EXERCISE AIM: Report how many lines hold the string "volatility". Give the number and nothing else.
+++
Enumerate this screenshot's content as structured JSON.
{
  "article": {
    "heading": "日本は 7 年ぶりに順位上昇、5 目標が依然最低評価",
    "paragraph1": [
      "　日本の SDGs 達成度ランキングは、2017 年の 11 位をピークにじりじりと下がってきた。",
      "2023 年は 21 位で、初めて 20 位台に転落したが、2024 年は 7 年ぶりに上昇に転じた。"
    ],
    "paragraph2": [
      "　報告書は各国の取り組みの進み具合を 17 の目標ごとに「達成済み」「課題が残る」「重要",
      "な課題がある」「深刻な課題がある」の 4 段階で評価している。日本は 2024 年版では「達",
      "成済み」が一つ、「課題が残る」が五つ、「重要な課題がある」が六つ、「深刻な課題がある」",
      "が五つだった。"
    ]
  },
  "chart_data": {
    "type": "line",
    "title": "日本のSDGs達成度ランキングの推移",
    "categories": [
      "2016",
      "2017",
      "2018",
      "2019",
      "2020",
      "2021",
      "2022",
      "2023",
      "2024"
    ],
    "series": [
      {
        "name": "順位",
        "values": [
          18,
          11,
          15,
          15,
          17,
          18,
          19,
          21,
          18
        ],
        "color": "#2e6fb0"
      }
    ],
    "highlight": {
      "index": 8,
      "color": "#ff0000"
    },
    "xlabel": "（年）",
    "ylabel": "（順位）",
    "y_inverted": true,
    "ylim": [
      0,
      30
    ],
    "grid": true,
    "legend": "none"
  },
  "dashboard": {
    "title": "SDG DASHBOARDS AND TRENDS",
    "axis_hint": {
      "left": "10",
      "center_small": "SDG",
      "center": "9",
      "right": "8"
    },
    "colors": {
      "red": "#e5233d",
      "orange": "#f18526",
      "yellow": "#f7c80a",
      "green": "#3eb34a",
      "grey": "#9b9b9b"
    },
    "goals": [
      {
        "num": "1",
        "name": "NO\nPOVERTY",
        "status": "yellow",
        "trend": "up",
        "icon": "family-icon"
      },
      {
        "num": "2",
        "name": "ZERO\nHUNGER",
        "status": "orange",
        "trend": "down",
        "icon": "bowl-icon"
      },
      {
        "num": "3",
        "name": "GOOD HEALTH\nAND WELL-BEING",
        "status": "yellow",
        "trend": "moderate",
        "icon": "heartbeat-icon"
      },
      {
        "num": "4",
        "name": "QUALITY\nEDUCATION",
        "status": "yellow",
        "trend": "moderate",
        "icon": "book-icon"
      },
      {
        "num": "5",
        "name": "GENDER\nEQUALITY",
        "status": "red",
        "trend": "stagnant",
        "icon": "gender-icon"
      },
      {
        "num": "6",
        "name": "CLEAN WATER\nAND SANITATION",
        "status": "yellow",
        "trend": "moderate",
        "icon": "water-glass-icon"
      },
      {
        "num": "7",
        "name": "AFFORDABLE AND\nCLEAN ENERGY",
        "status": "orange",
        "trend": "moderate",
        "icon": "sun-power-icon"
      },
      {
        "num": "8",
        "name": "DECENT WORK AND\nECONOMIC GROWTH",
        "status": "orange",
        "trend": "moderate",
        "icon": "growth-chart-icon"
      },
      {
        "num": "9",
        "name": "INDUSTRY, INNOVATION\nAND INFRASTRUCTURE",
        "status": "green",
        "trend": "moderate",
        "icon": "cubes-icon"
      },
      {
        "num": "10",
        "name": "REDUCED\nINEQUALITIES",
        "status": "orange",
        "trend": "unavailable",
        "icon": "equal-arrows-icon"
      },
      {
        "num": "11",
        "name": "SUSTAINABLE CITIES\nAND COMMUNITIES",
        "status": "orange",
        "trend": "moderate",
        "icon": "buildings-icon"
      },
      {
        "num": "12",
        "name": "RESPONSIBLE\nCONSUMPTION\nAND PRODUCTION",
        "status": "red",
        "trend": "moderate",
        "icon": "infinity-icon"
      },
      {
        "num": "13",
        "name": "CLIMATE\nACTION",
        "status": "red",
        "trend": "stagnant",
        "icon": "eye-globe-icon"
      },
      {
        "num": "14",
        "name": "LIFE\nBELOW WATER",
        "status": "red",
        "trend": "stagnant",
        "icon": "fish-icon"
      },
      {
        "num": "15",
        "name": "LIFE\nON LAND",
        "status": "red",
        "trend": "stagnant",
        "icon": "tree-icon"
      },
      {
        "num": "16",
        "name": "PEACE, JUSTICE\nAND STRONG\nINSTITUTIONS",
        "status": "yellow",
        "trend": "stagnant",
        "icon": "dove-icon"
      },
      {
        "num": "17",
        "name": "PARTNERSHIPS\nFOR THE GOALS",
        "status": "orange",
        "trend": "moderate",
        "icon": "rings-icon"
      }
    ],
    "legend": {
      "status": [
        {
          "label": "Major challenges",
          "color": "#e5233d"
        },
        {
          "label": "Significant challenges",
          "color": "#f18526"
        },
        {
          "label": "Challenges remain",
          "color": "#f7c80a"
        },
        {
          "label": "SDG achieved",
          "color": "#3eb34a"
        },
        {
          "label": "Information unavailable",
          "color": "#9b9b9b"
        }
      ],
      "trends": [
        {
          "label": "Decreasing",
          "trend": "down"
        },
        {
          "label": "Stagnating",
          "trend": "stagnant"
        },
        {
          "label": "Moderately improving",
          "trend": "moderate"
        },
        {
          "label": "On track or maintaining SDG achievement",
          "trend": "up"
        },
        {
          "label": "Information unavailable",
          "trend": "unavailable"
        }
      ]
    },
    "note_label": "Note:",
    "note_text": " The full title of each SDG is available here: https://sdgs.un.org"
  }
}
+++
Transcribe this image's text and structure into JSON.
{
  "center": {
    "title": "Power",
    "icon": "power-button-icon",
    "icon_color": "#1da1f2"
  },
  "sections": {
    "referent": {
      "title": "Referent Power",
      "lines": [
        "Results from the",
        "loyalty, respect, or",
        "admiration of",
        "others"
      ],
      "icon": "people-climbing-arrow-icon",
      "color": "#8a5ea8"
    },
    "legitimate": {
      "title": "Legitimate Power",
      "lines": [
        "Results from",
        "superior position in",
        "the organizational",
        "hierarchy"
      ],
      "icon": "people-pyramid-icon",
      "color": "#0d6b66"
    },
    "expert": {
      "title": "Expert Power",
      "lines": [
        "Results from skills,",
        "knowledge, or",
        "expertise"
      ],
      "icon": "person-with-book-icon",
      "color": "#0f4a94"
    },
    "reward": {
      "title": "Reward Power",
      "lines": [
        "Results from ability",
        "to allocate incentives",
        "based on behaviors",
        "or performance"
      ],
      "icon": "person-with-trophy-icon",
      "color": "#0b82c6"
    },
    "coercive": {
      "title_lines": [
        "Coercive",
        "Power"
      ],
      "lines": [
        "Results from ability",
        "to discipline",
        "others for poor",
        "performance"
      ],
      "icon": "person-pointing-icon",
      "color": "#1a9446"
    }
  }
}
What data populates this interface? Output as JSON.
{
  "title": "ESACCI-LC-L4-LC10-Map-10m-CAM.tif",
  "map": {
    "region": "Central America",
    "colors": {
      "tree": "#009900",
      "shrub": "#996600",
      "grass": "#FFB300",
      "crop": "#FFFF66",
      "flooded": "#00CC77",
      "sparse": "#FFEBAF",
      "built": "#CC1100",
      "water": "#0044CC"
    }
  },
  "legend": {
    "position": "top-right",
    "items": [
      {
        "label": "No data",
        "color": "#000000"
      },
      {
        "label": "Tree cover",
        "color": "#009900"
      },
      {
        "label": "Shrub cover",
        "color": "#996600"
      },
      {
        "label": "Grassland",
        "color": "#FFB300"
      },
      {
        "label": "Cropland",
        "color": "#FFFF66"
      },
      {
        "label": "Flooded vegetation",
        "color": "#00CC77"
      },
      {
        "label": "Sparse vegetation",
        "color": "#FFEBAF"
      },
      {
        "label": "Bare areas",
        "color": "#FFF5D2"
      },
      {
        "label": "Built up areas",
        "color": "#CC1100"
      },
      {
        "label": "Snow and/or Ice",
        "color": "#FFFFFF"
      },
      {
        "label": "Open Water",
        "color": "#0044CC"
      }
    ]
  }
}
+++
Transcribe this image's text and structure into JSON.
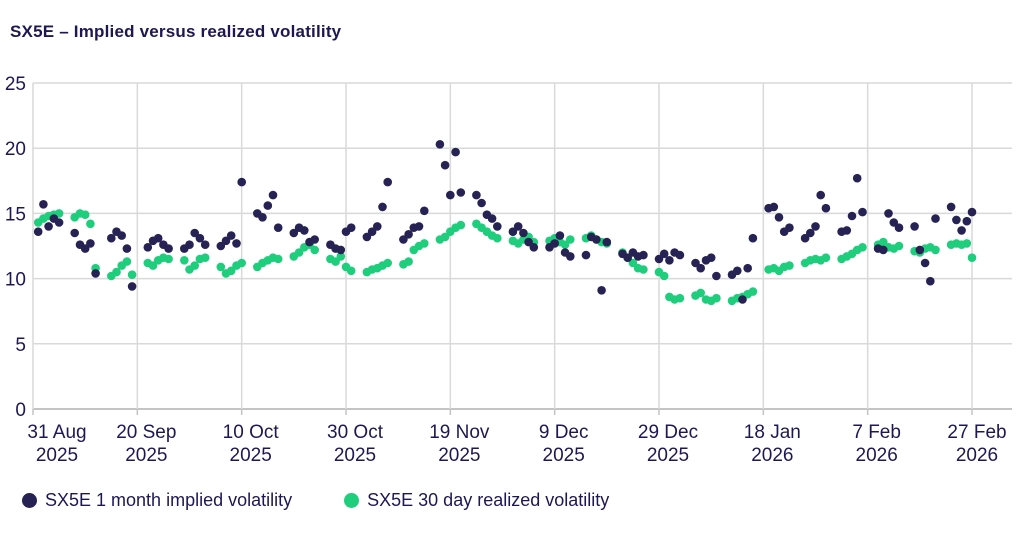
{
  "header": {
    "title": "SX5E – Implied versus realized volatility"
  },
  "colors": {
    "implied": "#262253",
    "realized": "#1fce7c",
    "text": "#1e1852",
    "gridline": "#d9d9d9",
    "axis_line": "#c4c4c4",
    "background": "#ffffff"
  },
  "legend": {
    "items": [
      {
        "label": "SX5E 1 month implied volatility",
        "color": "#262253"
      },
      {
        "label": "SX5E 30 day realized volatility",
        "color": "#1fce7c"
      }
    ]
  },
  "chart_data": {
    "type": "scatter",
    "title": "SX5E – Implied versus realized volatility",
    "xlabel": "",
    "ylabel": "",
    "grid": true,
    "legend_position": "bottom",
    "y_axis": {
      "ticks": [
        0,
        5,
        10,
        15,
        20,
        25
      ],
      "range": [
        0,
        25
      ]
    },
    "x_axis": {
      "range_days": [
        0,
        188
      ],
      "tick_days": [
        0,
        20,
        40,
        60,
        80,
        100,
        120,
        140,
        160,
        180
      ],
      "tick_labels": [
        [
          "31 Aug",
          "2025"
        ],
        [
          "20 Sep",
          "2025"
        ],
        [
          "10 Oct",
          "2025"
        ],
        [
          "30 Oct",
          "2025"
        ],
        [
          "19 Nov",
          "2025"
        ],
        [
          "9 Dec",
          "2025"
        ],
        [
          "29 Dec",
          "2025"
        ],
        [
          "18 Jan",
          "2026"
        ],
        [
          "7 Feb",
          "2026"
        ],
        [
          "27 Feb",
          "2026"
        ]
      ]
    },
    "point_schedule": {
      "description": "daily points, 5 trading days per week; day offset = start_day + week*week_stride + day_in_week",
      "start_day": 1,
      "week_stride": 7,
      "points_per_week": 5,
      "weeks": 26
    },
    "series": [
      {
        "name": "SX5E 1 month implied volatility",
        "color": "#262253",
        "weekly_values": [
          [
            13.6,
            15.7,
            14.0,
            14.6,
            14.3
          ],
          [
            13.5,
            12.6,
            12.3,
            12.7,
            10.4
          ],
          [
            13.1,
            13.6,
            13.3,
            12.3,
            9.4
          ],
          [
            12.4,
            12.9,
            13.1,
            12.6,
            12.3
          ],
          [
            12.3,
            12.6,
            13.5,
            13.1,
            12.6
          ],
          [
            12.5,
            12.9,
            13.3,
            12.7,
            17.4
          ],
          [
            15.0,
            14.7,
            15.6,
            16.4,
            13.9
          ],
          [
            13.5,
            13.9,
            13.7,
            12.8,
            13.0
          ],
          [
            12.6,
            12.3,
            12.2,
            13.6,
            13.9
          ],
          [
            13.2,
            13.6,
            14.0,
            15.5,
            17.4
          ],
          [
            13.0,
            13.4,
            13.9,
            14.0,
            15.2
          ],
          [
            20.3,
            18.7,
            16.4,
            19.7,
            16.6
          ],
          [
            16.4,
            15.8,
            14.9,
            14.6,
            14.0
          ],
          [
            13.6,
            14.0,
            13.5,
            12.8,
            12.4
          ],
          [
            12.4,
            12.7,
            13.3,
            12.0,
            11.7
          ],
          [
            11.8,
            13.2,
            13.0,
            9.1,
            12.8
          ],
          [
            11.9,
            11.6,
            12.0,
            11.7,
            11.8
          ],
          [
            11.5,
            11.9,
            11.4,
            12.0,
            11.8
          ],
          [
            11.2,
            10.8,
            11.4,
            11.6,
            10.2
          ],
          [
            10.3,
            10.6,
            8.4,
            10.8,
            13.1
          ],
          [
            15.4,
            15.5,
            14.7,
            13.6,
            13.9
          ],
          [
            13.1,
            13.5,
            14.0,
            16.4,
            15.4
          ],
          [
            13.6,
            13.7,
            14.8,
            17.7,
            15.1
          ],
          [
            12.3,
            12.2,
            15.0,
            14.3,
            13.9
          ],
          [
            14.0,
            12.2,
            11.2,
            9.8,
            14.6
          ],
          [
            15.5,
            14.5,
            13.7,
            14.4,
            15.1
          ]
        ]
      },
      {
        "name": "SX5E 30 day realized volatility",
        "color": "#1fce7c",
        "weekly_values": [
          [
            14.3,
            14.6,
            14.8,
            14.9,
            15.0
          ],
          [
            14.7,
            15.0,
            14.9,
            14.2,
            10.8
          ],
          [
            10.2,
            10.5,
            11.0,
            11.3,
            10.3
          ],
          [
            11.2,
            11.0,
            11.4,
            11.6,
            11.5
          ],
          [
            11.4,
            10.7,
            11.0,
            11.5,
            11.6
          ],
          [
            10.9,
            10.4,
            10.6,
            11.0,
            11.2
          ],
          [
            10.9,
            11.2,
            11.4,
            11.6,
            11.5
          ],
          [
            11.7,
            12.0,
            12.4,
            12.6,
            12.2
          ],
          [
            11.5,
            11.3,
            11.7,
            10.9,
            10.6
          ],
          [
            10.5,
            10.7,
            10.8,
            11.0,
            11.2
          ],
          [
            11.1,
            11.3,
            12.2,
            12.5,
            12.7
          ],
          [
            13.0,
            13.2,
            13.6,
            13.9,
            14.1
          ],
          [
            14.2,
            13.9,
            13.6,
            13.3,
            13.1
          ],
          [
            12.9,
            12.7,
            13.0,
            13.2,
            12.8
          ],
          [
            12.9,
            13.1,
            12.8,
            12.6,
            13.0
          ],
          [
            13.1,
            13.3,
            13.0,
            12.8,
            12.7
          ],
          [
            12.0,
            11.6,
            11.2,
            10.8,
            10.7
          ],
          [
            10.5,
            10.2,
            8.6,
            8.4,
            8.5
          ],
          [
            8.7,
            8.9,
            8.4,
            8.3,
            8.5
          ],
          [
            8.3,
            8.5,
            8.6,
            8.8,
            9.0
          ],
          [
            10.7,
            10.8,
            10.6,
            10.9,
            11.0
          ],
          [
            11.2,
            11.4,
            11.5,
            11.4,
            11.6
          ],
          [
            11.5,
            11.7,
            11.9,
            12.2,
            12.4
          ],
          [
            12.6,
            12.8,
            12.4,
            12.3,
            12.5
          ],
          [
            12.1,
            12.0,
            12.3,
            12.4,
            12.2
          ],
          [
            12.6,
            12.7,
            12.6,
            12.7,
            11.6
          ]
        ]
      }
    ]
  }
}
+++
CORRECT RESULT: 6